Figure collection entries
..........
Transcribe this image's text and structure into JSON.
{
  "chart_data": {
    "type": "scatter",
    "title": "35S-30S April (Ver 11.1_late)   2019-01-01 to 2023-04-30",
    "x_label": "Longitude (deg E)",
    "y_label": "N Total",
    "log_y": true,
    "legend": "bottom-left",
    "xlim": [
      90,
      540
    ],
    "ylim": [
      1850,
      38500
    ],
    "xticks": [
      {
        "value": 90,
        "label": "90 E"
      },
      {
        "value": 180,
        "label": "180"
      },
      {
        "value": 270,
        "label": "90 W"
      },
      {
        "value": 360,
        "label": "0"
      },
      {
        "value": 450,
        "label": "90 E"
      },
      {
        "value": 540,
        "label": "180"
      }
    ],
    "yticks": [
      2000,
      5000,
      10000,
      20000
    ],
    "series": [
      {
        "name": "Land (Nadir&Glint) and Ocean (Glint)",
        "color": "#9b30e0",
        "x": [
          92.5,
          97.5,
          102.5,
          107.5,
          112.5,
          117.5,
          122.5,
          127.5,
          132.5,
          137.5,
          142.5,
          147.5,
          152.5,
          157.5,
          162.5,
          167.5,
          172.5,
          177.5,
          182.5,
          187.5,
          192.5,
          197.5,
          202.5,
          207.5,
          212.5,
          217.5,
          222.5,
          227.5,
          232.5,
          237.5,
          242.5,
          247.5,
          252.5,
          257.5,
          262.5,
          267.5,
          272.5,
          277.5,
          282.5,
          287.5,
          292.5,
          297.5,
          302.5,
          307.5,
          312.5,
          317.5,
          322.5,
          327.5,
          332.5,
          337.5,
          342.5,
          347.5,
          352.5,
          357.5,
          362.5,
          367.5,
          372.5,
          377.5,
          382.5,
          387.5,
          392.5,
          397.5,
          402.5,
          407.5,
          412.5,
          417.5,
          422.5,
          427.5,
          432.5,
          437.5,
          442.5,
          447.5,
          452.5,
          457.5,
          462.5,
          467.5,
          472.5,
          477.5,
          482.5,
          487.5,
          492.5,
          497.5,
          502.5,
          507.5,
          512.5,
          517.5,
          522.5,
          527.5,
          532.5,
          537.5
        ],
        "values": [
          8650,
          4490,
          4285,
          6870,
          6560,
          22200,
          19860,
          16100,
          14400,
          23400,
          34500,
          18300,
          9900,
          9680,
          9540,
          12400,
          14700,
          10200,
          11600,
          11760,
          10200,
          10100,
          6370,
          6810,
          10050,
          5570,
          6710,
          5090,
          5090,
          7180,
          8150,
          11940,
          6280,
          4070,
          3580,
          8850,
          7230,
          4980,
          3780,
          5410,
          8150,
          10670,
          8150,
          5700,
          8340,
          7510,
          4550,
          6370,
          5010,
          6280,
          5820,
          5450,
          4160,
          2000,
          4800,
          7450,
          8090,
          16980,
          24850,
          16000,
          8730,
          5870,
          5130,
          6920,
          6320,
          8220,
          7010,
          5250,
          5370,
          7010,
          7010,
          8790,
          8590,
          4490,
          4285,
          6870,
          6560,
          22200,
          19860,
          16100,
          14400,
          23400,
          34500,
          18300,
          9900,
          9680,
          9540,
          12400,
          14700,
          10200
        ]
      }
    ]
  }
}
..........
** Exercise brief **
Transcribe every entry exactly, omitting nothing.

** Final result **
Transcribe this image's text and structure into JSON.
{
  "chart_data": {
    "type": "scatter",
    "title": "35S-30S April (Ver 11.1_late)   2019-01-01 to 2023-04-30",
    "x_label": "Longitude (deg E)",
    "y_label": "N Total",
    "log_y": true,
    "legend": "bottom-left",
    "xlim": [
      90,
      540
    ],
    "ylim": [
      1850,
      38500
    ],
    "xticks": [
      {
        "value": 90,
        "label": "90 E"
      },
      {
        "value": 180,
        "label": "180"
      },
      {
        "value": 270,
        "label": "90 W"
      },
      {
        "value": 360,
        "label": "0"
      },
      {
        "value": 450,
        "label": "90 E"
      },
      {
        "value": 540,
        "label": "180"
      }
    ],
    "yticks": [
      2000,
      5000,
      10000,
      20000
    ],
    "series": [
      {
        "name": "Land (Nadir&Glint) and Ocean (Glint)",
        "color": "#9b30e0",
        "x": [
          92.5,
          97.5,
          102.5,
          107.5,
          112.5,
          117.5,
          122.5,
          127.5,
          132.5,
          137.5,
          142.5,
          147.5,
          152.5,
          157.5,
          162.5,
          167.5,
          172.5,
          177.5,
          182.5,
          187.5,
          192.5,
          197.5,
          202.5,
          207.5,
          212.5,
          217.5,
          222.5,
          227.5,
          232.5,
          237.5,
          242.5,
          247.5,
          252.5,
          257.5,
          262.5,
          267.5,
          272.5,
          277.5,
          282.5,
          287.5,
          292.5,
          297.5,
          302.5,
          307.5,
          312.5,
          317.5,
          322.5,
          327.5,
          332.5,
          337.5,
          342.5,
          347.5,
          352.5,
          357.5,
          362.5,
          367.5,
          372.5,
          377.5,
          382.5,
          387.5,
          392.5,
          397.5,
          402.5,
          407.5,
          412.5,
          417.5,
          422.5,
          427.5,
          432.5,
          437.5,
          442.5,
          447.5,
          452.5,
          457.5,
          462.5,
          467.5,
          472.5,
          477.5,
          482.5,
          487.5,
          492.5,
          497.5,
          502.5,
          507.5,
          512.5,
          517.5,
          522.5,
          527.5,
          532.5,
          537.5
        ],
        "values": [
          8650,
          4490,
          4285,
          6870,
          6560,
          22200,
          19860,
          16100,
          14400,
          23400,
          34500,
          18300,
          9900,
          9680,
          9540,
          12400,
          14700,
          10200,
          11600,
          11760,
          10200,
          10100,
          6370,
          6810,
          10050,
          5570,
          6710,
          5090,
          5090,
          7180,
          8150,
          11940,
          6280,
          4070,
          3580,
          8850,
          7230,
          4980,
          3780,
          5410,
          8150,
          10670,
          8150,
          5700,
          8340,
          7510,
          4550,
          6370,
          5010,
          6280,
          5820,
          5450,
          4160,
          2000,
          4800,
          7450,
          8090,
          16980,
          24850,
          16000,
          8730,
          5870,
          5130,
          6920,
          6320,
          8220,
          7010,
          5250,
          5370,
          7010,
          7010,
          8790,
          8590,
          4490,
          4285,
          6870,
          6560,
          22200,
          19860,
          16100,
          14400,
          23400,
          34500,
          18300,
          9900,
          9680,
          9540,
          12400,
          14700,
          10200
        ]
      }
    ]
  }
}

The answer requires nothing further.